*Exercise details*. Output an exact reproduction of the data.

※

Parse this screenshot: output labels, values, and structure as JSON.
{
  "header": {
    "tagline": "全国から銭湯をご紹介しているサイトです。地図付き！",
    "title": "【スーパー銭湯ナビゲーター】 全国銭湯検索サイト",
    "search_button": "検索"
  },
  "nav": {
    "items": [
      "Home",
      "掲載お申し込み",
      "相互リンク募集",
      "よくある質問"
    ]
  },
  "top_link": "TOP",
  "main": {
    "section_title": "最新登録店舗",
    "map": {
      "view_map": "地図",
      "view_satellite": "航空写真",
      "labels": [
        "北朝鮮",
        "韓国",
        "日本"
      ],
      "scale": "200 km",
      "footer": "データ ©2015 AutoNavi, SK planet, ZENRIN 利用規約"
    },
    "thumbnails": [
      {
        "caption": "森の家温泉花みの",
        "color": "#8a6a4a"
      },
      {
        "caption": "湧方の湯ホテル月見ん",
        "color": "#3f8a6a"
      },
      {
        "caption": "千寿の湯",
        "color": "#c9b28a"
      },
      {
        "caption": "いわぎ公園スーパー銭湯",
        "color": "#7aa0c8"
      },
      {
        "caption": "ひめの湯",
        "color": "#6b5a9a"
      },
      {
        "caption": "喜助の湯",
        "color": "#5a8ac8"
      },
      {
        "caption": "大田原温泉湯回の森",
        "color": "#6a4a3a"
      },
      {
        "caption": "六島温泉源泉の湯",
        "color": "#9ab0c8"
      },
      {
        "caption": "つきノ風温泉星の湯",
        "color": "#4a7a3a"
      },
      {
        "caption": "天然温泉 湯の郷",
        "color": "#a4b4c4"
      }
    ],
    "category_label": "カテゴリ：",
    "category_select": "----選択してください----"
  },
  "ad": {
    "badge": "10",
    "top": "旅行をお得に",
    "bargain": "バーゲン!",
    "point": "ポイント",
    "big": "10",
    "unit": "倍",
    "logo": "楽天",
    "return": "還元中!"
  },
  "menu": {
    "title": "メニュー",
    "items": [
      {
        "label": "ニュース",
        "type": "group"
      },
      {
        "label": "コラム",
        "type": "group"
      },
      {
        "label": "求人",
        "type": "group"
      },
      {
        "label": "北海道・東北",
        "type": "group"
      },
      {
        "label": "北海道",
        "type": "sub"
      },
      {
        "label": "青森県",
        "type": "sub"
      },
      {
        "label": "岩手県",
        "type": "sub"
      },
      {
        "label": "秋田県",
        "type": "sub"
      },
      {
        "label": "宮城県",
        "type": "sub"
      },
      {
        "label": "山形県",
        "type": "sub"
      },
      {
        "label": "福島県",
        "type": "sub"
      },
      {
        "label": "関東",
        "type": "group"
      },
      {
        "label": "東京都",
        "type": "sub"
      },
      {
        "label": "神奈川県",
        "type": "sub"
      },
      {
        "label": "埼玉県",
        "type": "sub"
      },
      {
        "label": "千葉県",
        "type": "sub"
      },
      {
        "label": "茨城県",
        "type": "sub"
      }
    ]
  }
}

※

*Finished exercise*.
Parse this screenshot: output labels, values, and structure as JSON.
{
  "header": {
    "tagline": "全国から銭湯をご紹介しているサイトです。地図付き！",
    "title": "【スーパー銭湯ナビゲーター】 全国銭湯検索サイト",
    "search_button": "検索"
  },
  "nav": {
    "items": [
      "Home",
      "掲載お申し込み",
      "相互リンク募集",
      "よくある質問"
    ]
  },
  "top_link": "TOP",
  "main": {
    "section_title": "最新登録店舗",
    "map": {
      "view_map": "地図",
      "view_satellite": "航空写真",
      "labels": [
        "北朝鮮",
        "韓国",
        "日本"
      ],
      "scale": "200 km",
      "footer": "データ ©2015 AutoNavi, SK planet, ZENRIN 利用規約"
    },
    "thumbnails": [
      {
        "caption": "森の家温泉花みの",
        "color": "#8a6a4a"
      },
      {
        "caption": "湧方の湯ホテル月見ん",
        "color": "#3f8a6a"
      },
      {
        "caption": "千寿の湯",
        "color": "#c9b28a"
      },
      {
        "caption": "いわぎ公園スーパー銭湯",
        "color": "#7aa0c8"
      },
      {
        "caption": "ひめの湯",
        "color": "#6b5a9a"
      },
      {
        "caption": "喜助の湯",
        "color": "#5a8ac8"
      },
      {
        "caption": "大田原温泉湯回の森",
        "color": "#6a4a3a"
      },
      {
        "caption": "六島温泉源泉の湯",
        "color": "#9ab0c8"
      },
      {
        "caption": "つきノ風温泉星の湯",
        "color": "#4a7a3a"
      },
      {
        "caption": "天然温泉 湯の郷",
        "color": "#a4b4c4"
      }
    ],
    "category_label": "カテゴリ：",
    "category_select": "----選択してください----"
  },
  "ad": {
    "badge": "10",
    "top": "旅行をお得に",
    "bargain": "バーゲン!",
    "point": "ポイント",
    "big": "10",
    "unit": "倍",
    "logo": "楽天",
    "return": "還元中!"
  },
  "menu": {
    "title": "メニュー",
    "items": [
      {
        "label": "ニュース",
        "type": "group"
      },
      {
        "label": "コラム",
        "type": "group"
      },
      {
        "label": "求人",
        "type": "group"
      },
      {
        "label": "北海道・東北",
        "type": "group"
      },
      {
        "label": "北海道",
        "type": "sub"
      },
      {
        "label": "青森県",
        "type": "sub"
      },
      {
        "label": "岩手県",
        "type": "sub"
      },
      {
        "label": "秋田県",
        "type": "sub"
      },
      {
        "label": "宮城県",
        "type": "sub"
      },
      {
        "label": "山形県",
        "type": "sub"
      },
      {
        "label": "福島県",
        "type": "sub"
      },
      {
        "label": "関東",
        "type": "group"
      },
      {
        "label": "東京都",
        "type": "sub"
      },
      {
        "label": "神奈川県",
        "type": "sub"
      },
      {
        "label": "埼玉県",
        "type": "sub"
      },
      {
        "label": "千葉県",
        "type": "sub"
      },
      {
        "label": "茨城県",
        "type": "sub"
      }
    ]
  }
}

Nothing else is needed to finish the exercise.